> **Your goal**
Pick every line from the data that holds the word "TechSupport".

> **Material shown**

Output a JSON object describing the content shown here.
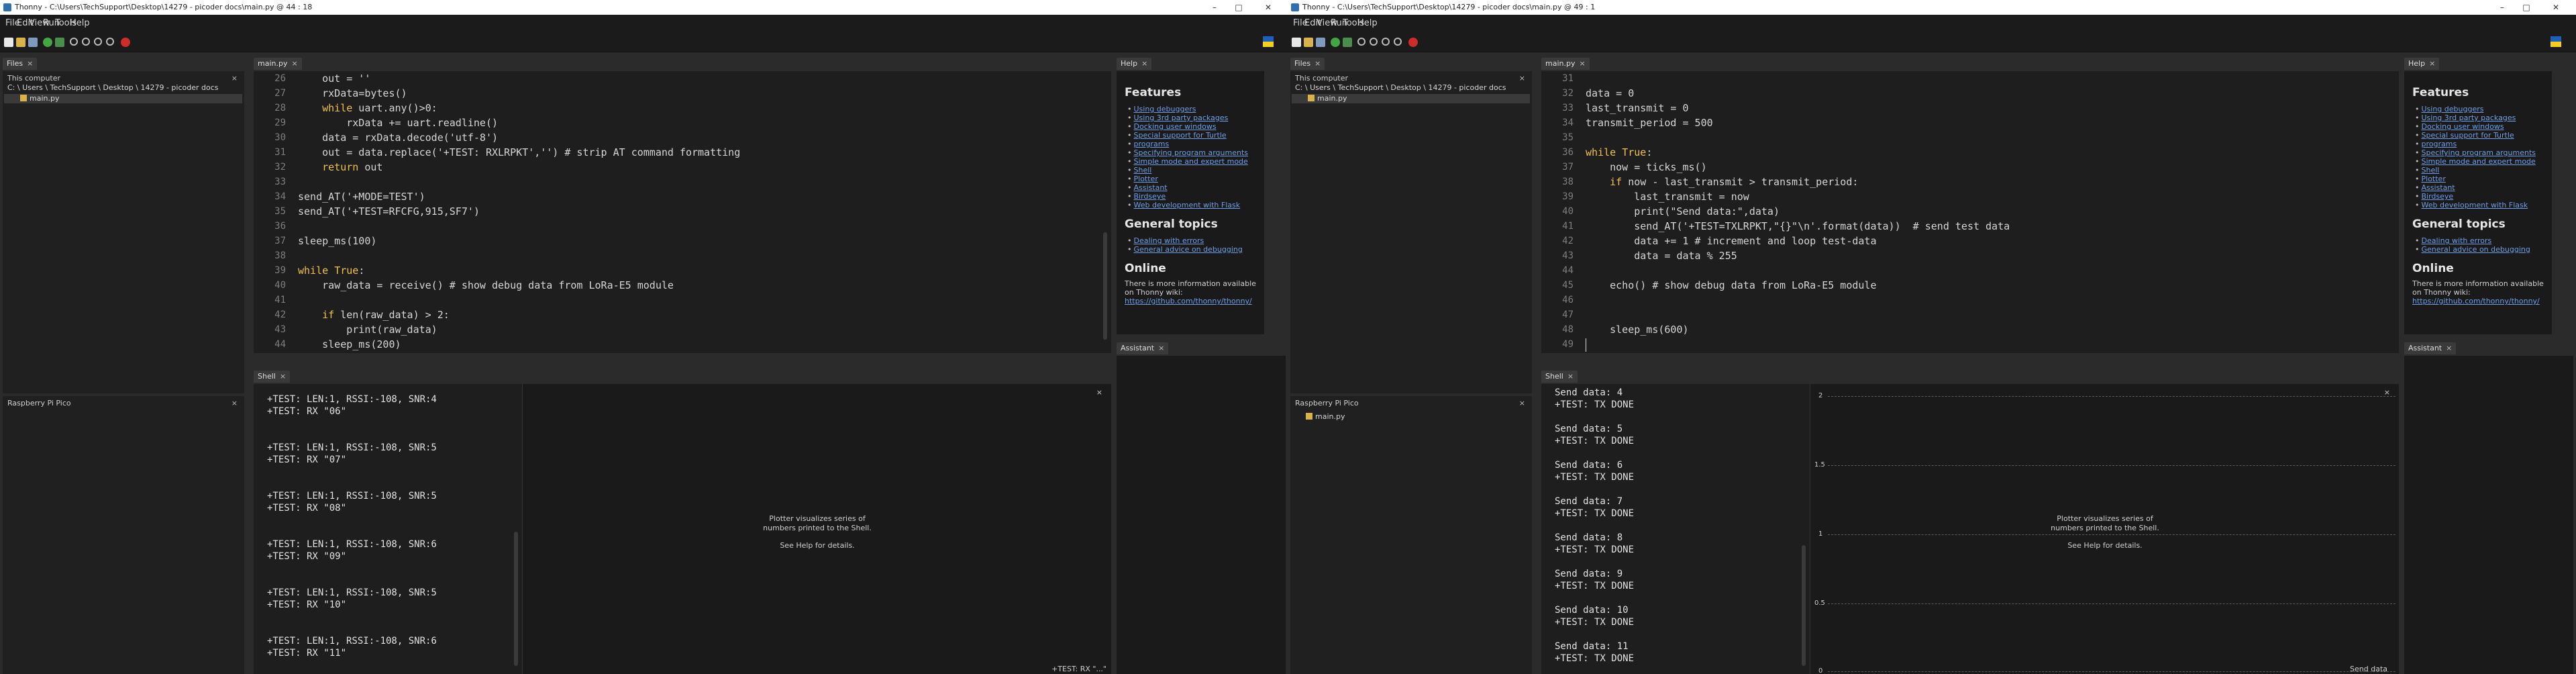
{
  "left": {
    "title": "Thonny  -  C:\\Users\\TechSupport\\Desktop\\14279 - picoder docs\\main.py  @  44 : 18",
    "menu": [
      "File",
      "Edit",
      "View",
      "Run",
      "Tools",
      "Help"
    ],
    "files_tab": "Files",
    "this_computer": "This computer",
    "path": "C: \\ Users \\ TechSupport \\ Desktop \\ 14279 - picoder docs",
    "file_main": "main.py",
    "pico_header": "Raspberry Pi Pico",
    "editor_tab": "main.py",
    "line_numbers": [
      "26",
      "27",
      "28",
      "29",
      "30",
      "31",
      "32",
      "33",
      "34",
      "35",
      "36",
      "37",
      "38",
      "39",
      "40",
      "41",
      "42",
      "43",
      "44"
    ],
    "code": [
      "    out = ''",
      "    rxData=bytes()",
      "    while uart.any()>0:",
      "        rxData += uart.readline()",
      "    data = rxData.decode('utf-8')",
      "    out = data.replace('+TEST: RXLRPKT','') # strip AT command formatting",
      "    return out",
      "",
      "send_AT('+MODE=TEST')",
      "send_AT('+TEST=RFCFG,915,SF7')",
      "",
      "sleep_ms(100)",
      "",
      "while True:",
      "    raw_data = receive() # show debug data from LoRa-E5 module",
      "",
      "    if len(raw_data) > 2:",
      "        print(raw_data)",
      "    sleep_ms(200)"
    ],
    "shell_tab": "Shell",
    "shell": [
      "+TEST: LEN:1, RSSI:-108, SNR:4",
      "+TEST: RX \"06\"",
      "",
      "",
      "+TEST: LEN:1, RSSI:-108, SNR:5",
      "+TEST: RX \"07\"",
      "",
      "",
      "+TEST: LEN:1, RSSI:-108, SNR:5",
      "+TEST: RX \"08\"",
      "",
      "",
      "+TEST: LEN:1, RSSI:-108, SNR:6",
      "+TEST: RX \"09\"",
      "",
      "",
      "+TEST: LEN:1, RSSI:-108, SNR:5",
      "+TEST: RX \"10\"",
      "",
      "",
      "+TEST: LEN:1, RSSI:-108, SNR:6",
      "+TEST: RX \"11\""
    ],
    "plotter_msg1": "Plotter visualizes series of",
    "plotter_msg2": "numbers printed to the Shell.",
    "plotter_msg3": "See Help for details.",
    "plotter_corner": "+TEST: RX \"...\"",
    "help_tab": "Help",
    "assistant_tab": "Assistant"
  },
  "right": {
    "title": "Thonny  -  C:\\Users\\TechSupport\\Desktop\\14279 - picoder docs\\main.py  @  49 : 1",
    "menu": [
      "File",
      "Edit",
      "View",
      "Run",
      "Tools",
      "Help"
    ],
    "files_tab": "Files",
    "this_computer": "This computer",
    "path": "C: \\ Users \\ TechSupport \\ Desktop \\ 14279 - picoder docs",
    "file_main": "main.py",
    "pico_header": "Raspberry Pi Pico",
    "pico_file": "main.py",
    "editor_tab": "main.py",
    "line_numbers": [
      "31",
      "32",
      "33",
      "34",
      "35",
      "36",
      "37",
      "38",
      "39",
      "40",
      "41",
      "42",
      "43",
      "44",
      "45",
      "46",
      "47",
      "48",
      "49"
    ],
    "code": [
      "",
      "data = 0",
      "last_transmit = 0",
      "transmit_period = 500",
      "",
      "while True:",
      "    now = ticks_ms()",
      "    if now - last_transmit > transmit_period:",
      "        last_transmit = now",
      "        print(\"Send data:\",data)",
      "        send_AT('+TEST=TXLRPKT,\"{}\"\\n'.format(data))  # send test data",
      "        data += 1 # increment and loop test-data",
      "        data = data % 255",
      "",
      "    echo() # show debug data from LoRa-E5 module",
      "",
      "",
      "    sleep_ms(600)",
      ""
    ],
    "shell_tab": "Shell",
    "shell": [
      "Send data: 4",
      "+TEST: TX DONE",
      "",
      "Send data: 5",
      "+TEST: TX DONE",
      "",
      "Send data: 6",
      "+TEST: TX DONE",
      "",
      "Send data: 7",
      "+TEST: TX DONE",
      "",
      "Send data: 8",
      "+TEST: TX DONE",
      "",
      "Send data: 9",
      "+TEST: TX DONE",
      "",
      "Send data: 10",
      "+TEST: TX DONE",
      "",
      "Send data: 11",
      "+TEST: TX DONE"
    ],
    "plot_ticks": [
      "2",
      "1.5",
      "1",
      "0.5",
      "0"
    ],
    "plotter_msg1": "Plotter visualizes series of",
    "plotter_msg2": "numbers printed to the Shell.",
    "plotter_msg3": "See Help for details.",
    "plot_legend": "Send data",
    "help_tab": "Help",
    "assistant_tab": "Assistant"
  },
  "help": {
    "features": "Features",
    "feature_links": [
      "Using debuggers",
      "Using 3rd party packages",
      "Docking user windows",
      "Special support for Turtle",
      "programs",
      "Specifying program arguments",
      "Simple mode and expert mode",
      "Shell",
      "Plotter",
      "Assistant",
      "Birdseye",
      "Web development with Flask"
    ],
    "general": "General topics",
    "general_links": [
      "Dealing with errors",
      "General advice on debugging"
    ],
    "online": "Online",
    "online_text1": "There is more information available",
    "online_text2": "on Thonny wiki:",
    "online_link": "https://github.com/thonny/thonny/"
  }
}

---

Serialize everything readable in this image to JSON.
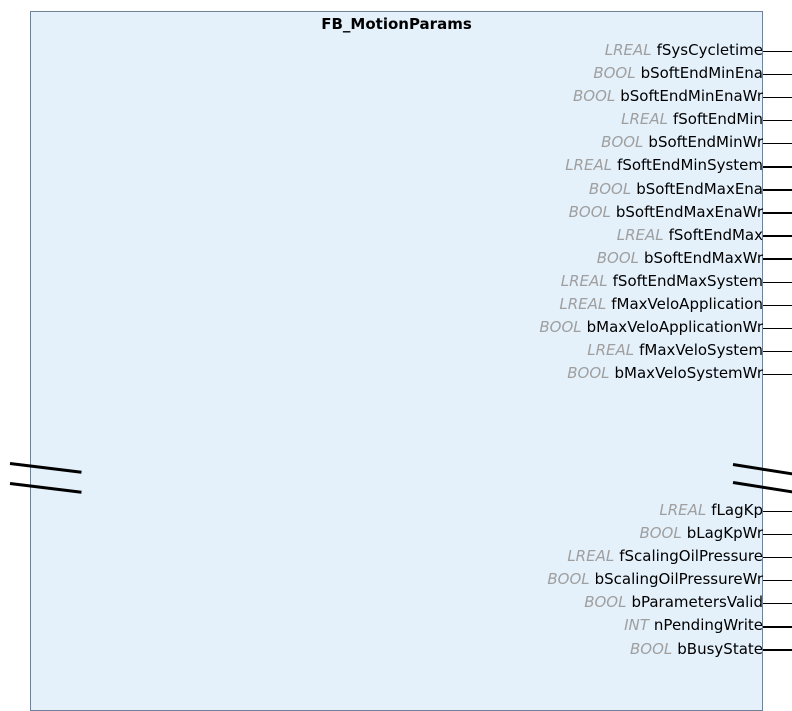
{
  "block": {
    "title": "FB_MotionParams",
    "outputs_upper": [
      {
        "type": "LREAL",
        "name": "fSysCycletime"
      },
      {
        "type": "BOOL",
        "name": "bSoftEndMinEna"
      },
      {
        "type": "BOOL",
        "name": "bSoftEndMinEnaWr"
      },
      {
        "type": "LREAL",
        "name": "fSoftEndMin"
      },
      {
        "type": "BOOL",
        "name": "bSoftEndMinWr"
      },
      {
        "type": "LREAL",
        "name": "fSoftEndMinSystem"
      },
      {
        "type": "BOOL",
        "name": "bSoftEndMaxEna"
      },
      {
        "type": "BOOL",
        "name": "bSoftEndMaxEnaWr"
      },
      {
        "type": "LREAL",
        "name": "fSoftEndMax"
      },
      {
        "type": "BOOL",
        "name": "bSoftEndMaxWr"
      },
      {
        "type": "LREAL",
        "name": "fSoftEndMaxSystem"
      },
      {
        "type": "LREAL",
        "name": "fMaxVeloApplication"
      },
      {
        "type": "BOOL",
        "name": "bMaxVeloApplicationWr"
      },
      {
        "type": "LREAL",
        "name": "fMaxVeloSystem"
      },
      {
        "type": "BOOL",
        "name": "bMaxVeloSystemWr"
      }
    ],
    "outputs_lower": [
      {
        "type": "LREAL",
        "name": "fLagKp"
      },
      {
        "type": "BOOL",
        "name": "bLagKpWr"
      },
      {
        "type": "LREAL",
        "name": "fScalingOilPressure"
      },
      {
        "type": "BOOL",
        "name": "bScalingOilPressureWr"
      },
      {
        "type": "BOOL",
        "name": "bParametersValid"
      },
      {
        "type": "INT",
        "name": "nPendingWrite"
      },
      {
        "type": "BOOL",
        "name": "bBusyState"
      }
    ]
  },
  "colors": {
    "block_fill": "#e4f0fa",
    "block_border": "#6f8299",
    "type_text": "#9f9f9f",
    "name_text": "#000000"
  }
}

> **Result for this exercise**
    "title": "Thonny  -  C:\\Users\\TechSupport\\Desktop\\14279 - picoder docs\\main.py  @  44 : 18",
    "path": "C: \\ Users \\ TechSupport \\ Desktop \\ 14279 - picoder docs",
    "title": "Thonny  -  C:\\Users\\TechSupport\\Desktop\\14279 - picoder docs\\main.py  @  49 : 1",
    "path": "C: \\ Users \\ TechSupport \\ Desktop \\ 14279 - picoder docs",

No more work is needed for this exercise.